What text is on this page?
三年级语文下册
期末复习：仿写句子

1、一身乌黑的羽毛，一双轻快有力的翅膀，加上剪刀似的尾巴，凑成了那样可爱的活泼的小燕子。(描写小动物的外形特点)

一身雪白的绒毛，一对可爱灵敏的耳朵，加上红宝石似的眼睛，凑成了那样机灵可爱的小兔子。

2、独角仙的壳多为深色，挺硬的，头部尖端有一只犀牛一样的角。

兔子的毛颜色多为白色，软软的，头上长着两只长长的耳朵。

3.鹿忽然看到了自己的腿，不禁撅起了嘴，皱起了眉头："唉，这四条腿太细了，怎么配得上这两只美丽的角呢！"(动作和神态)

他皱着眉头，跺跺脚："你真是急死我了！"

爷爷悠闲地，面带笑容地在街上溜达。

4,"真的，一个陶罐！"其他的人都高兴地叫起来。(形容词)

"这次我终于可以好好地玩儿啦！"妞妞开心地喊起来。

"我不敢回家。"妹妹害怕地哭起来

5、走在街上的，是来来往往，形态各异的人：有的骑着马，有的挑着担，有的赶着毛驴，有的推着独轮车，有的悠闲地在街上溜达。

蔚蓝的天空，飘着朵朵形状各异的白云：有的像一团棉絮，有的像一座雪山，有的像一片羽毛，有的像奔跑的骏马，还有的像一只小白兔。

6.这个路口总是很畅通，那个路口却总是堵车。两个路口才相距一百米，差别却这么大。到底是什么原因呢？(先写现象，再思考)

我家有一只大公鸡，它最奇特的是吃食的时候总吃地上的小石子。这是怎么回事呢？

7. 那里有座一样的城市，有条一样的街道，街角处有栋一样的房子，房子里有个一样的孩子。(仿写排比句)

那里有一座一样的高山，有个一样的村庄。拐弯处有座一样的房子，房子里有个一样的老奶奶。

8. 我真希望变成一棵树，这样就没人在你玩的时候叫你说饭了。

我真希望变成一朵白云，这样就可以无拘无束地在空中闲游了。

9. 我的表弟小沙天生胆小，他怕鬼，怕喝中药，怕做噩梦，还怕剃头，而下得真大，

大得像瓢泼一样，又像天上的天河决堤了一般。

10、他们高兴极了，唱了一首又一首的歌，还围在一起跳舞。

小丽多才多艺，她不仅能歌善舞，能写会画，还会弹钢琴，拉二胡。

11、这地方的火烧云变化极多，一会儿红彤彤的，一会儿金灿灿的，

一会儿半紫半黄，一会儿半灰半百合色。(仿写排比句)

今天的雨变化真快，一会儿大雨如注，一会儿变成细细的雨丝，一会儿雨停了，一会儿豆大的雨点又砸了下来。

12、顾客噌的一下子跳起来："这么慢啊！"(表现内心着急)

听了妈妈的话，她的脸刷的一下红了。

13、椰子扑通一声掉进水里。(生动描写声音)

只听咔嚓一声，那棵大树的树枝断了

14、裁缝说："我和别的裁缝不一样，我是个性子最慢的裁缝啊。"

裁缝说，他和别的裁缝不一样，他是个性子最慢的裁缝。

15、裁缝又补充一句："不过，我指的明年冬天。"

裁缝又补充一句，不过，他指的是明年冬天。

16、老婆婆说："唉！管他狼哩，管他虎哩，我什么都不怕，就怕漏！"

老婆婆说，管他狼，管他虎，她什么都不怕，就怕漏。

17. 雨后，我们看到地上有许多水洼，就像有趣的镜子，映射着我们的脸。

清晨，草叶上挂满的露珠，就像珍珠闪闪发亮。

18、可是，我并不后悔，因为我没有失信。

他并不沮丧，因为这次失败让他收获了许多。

-*-

* [Stated exercise] In the entries above, find the lines containing the word "老婆婆说" and say how many there are, with no other words.

* [Written answer] 2